Goal of the exercise
Answer with one number: how many lines have "pomieszczeń".

___ Listing

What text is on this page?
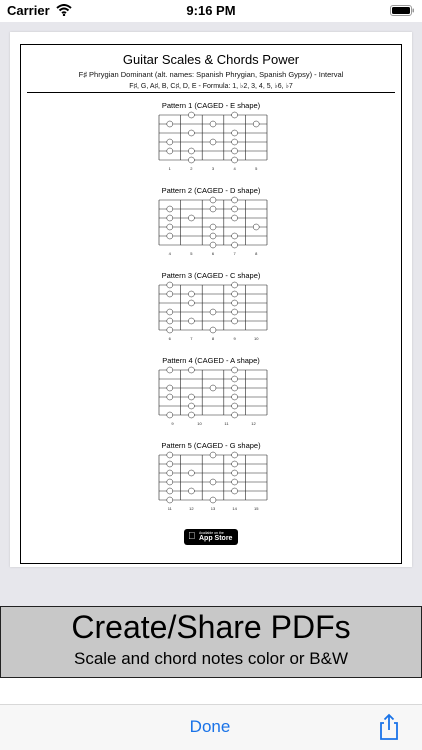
Carrier	9:16 PM
Guitar Scales & Chords Power
F♯ Phrygian Dominant (alt. names: Spanish Phrygian, Spanish Gypsy) - Interval
F♯, G, A♯, B, C♯, D, E - Formula: 1, ♭2, 3, 4, 5, ♭6, ♭7
Pattern 1 (CAGED - E shape)
1	2	3	4	5
Pattern 2 (CAGED - D shape)
4	5	6	7	8
Pattern 3 (CAGED - C shape)
6	7	8	9	10
Pattern 4 (CAGED - A shape)
9	10	11	12
Pattern 5 (CAGED - G shape)
11	12	13	14	15
Available on the
App Store
Create/Share PDFs
Scale and chord notes color or B&W
Done
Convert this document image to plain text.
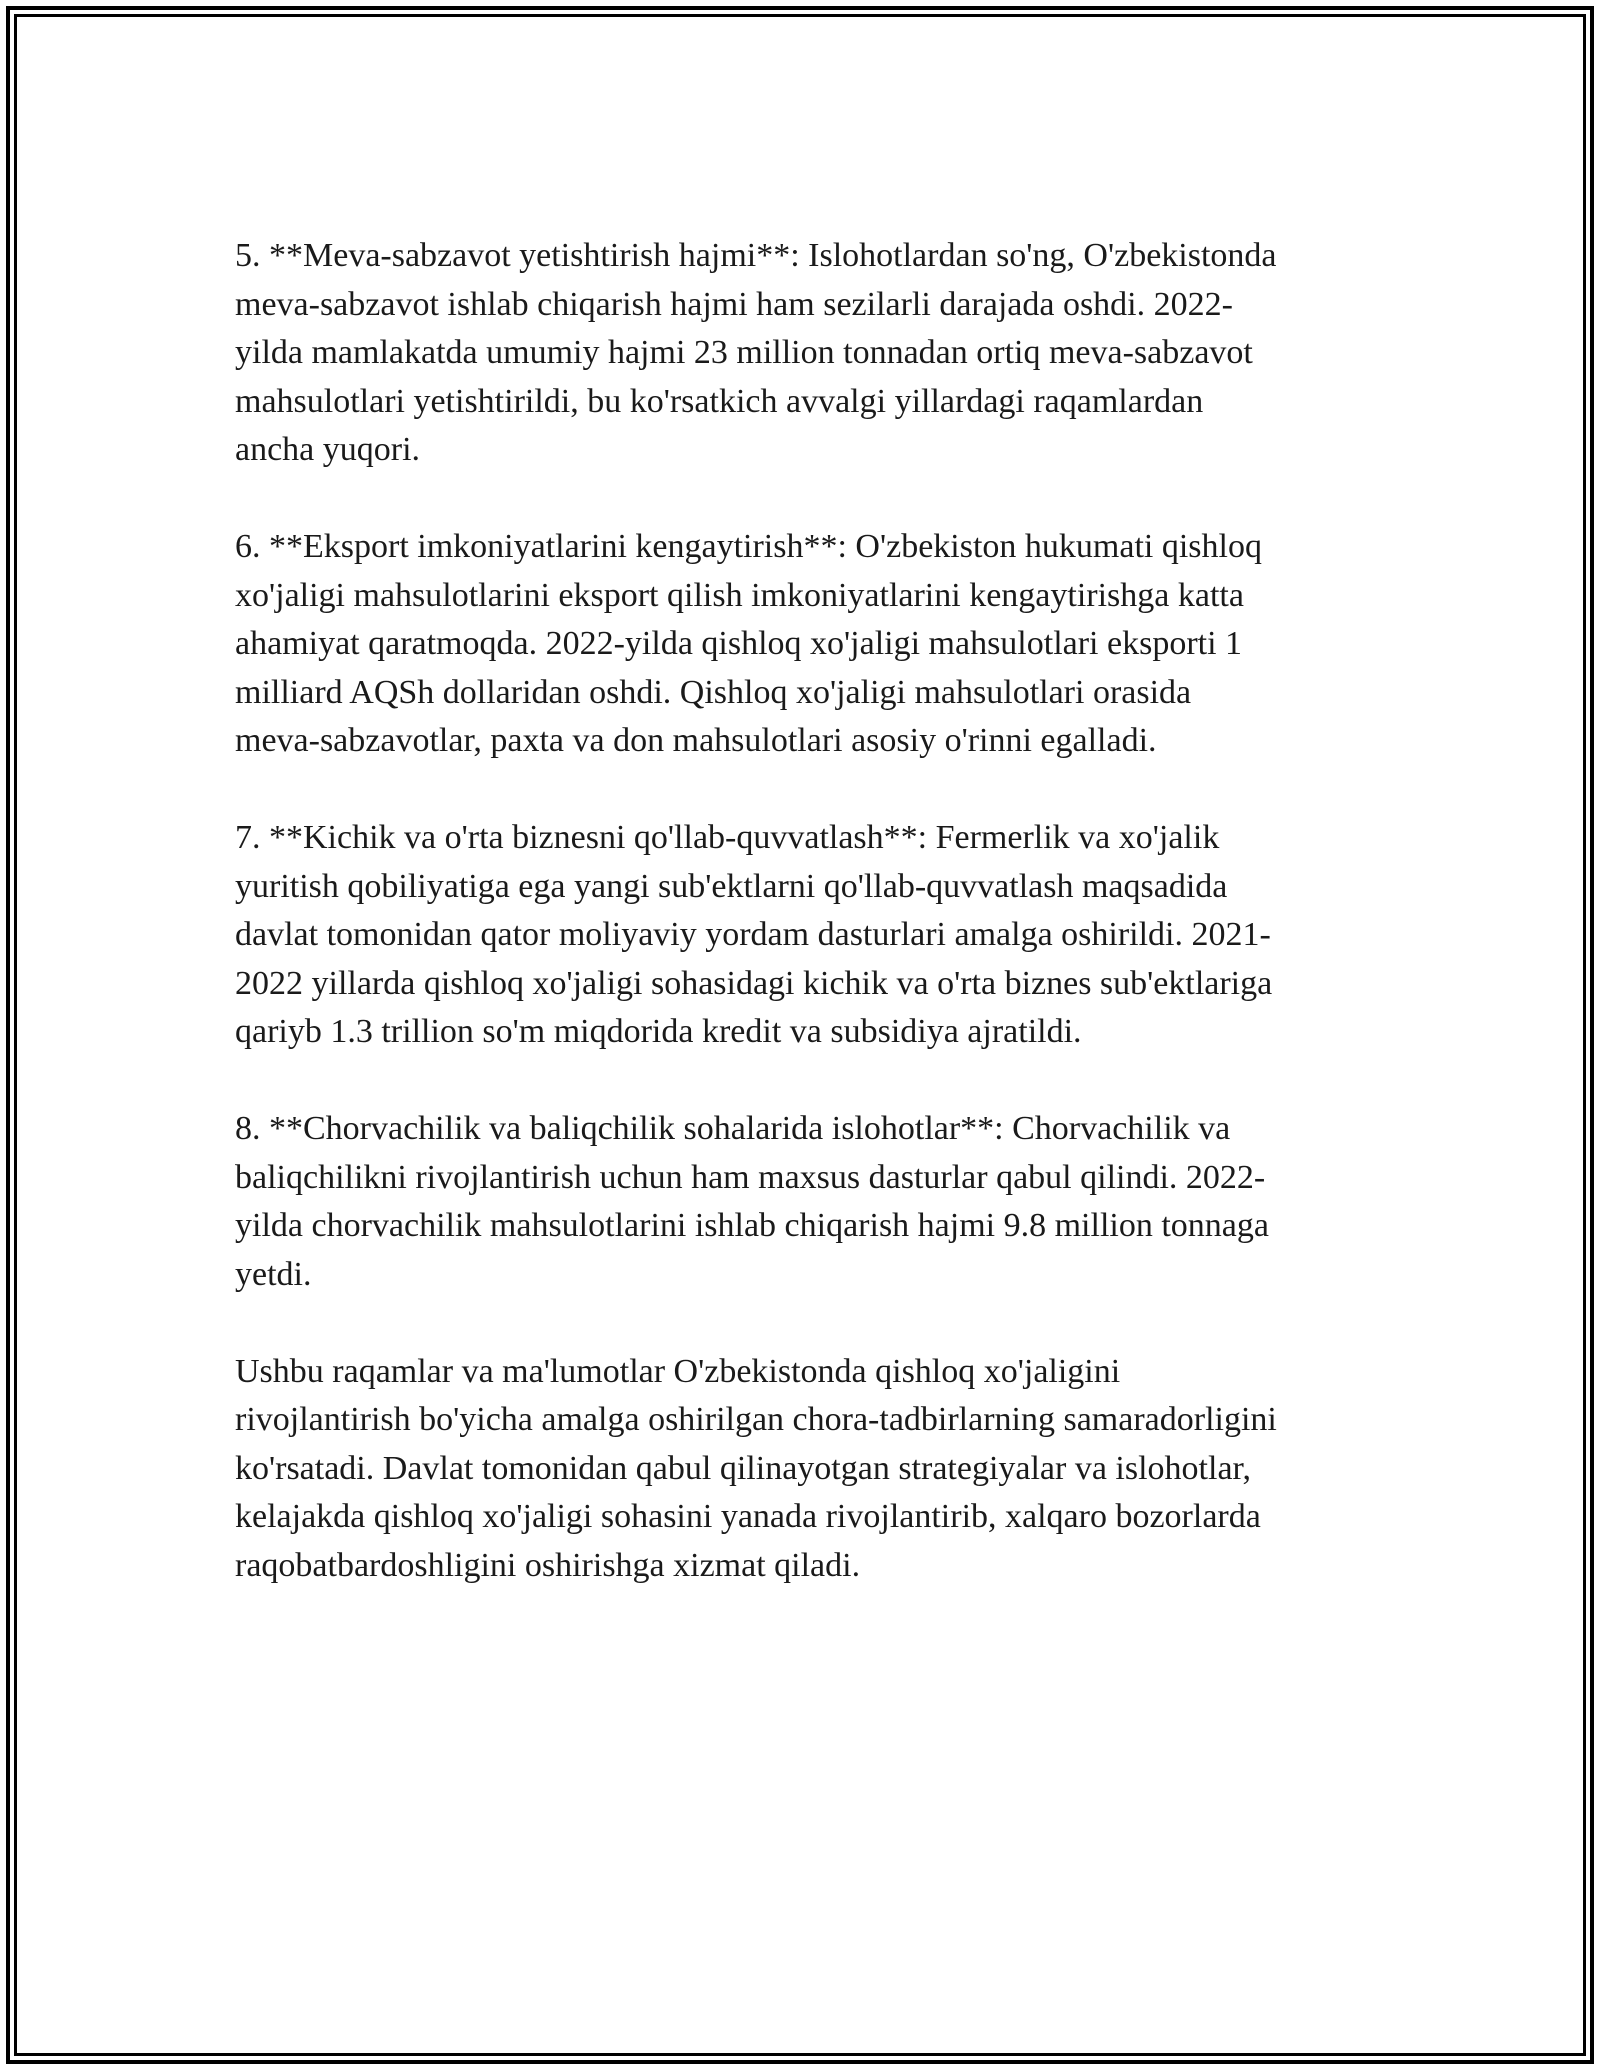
5. **Meva-sabzavot yetishtirish hajmi**: Islohotlardan so'ng, O'zbekistonda
meva-sabzavot ishlab chiqarish hajmi ham sezilarli darajada oshdi. 2022-
yilda mamlakatda umumiy hajmi 23 million tonnadan ortiq meva-sabzavot
mahsulotlari yetishtirildi, bu ko'rsatkich avvalgi yillardagi raqamlardan
ancha yuqori.

6. **Eksport imkoniyatlarini kengaytirish**: O'zbekiston hukumati qishloq
xo'jaligi mahsulotlarini eksport qilish imkoniyatlarini kengaytirishga katta
ahamiyat qaratmoqda. 2022-yilda qishloq xo'jaligi mahsulotlari eksporti 1
milliard AQSh dollaridan oshdi. Qishloq xo'jaligi mahsulotlari orasida
meva-sabzavotlar, paxta va don mahsulotlari asosiy o'rinni egalladi.

7. **Kichik va o'rta biznesni qo'llab-quvvatlash**: Fermerlik va xo'jalik
yuritish qobiliyatiga ega yangi sub'ektlarni qo'llab-quvvatlash maqsadida
davlat tomonidan qator moliyaviy yordam dasturlari amalga oshirildi. 2021-
2022 yillarda qishloq xo'jaligi sohasidagi kichik va o'rta biznes sub'ektlariga
qariyb 1.3 trillion so'm miqdorida kredit va subsidiya ajratildi.

8. **Chorvachilik va baliqchilik sohalarida islohotlar**: Chorvachilik va
baliqchilikni rivojlantirish uchun ham maxsus dasturlar qabul qilindi. 2022-
yilda chorvachilik mahsulotlarini ishlab chiqarish hajmi 9.8 million tonnaga
yetdi.

Ushbu raqamlar va ma'lumotlar O'zbekistonda qishloq xo'jaligini
rivojlantirish bo'yicha amalga oshirilgan chora-tadbirlarning samaradorligini
ko'rsatadi. Davlat tomonidan qabul qilinayotgan strategiyalar va islohotlar,
kelajakda qishloq xo'jaligi sohasini yanada rivojlantirib, xalqaro bozorlarda
raqobatbardoshligini oshirishga xizmat qiladi.
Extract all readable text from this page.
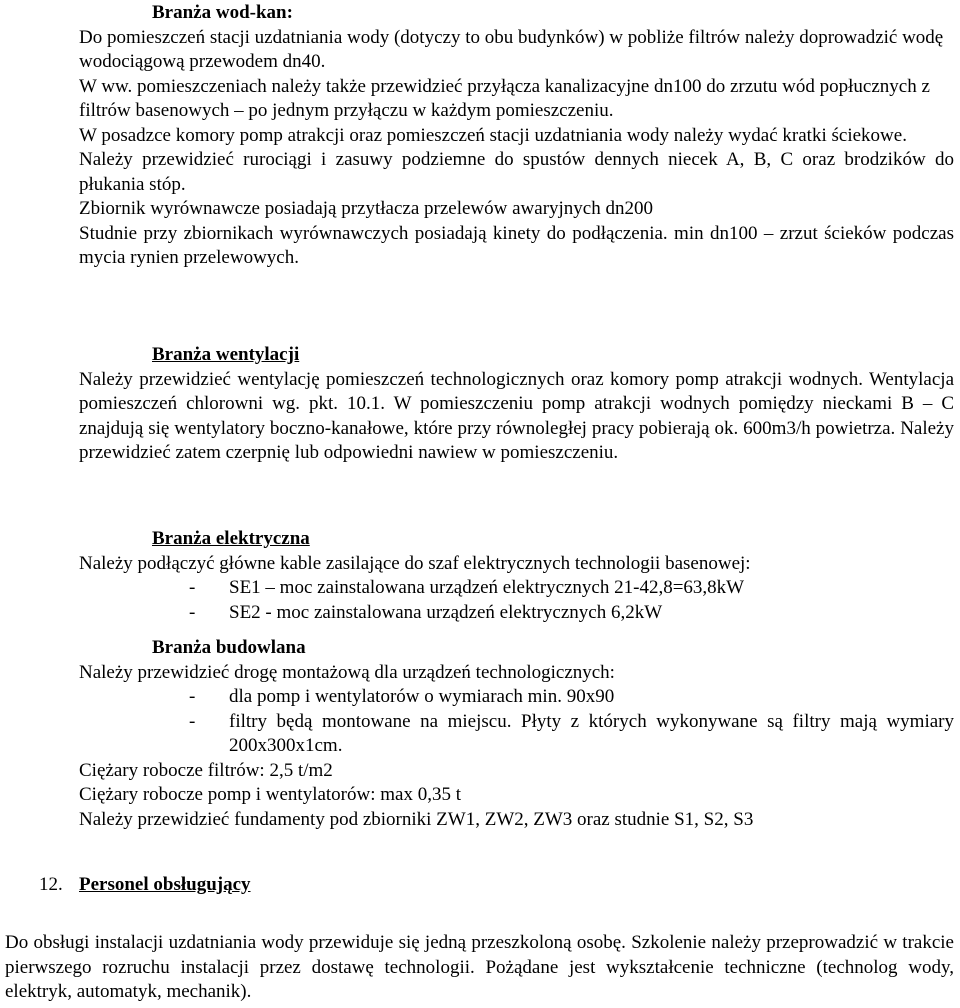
Branża wod-kan:

Do pomieszczeń stacji uzdatniania wody (dotyczy to obu budynków) w pobliże filtrów należy doprowadzić wodę wodociągową przewodem dn40.

W ww. pomieszczeniach należy także przewidzieć przyłącza kanalizacyjne dn100 do zrzutu wód popłucznych z filtrów basenowych – po jednym przyłączu w każdym pomieszczeniu.

W posadzce komory pomp atrakcji oraz pomieszczeń stacji uzdatniania wody należy wydać kratki ściekowe.

Należy przewidzieć rurociągi i zasuwy podziemne do spustów dennych niecek A, B, C oraz brodzików do płukania stóp.

Zbiornik wyrównawcze posiadają przytłacza przelewów awaryjnych dn200

Studnie przy zbiornikach wyrównawczych posiadają kinety do podłączenia. min dn100 – zrzut ścieków podczas mycia rynien przelewowych.

Branża wentylacji

Należy przewidzieć wentylację pomieszczeń technologicznych oraz komory pomp atrakcji wodnych. Wentylacja pomieszczeń chlorowni wg. pkt. 10.1. W pomieszczeniu pomp atrakcji wodnych pomiędzy nieckami B – C znajdują się wentylatory boczno-kanałowe, które przy równoległej pracy pobierają ok. 600m3/h powietrza. Należy przewidzieć zatem czerpnię lub odpowiedni nawiew w pomieszczeniu.

Branża elektryczna

Należy podłączyć główne kable zasilające do szaf elektrycznych technologii basenowej:

- SE1 – moc zainstalowana urządzeń elektrycznych 21-42,8=63,8kW

- SE2 - moc zainstalowana urządzeń elektrycznych 6,2kW

Branża budowlana

Należy przewidzieć drogę montażową dla urządzeń technologicznych:

- dla pomp i wentylatorów o wymiarach min. 90x90

- filtry będą montowane na miejscu. Płyty z których wykonywane są filtry mają wymiary 200x300x1cm.

Ciężary robocze filtrów: 2,5 t/m2

Ciężary robocze pomp i wentylatorów: max 0,35 t

Należy przewidzieć fundamenty pod zbiorniki ZW1, ZW2, ZW3 oraz studnie S1, S2, S3

12. Personel obsługujący

Do obsługi instalacji uzdatniania wody przewiduje się jedną przeszkoloną osobę. Szkolenie należy przeprowadzić w trakcie pierwszego rozruchu instalacji przez dostawę technologii. Pożądane jest wykształcenie techniczne (technolog wody, elektryk, automatyk, mechanik).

______

Answer
3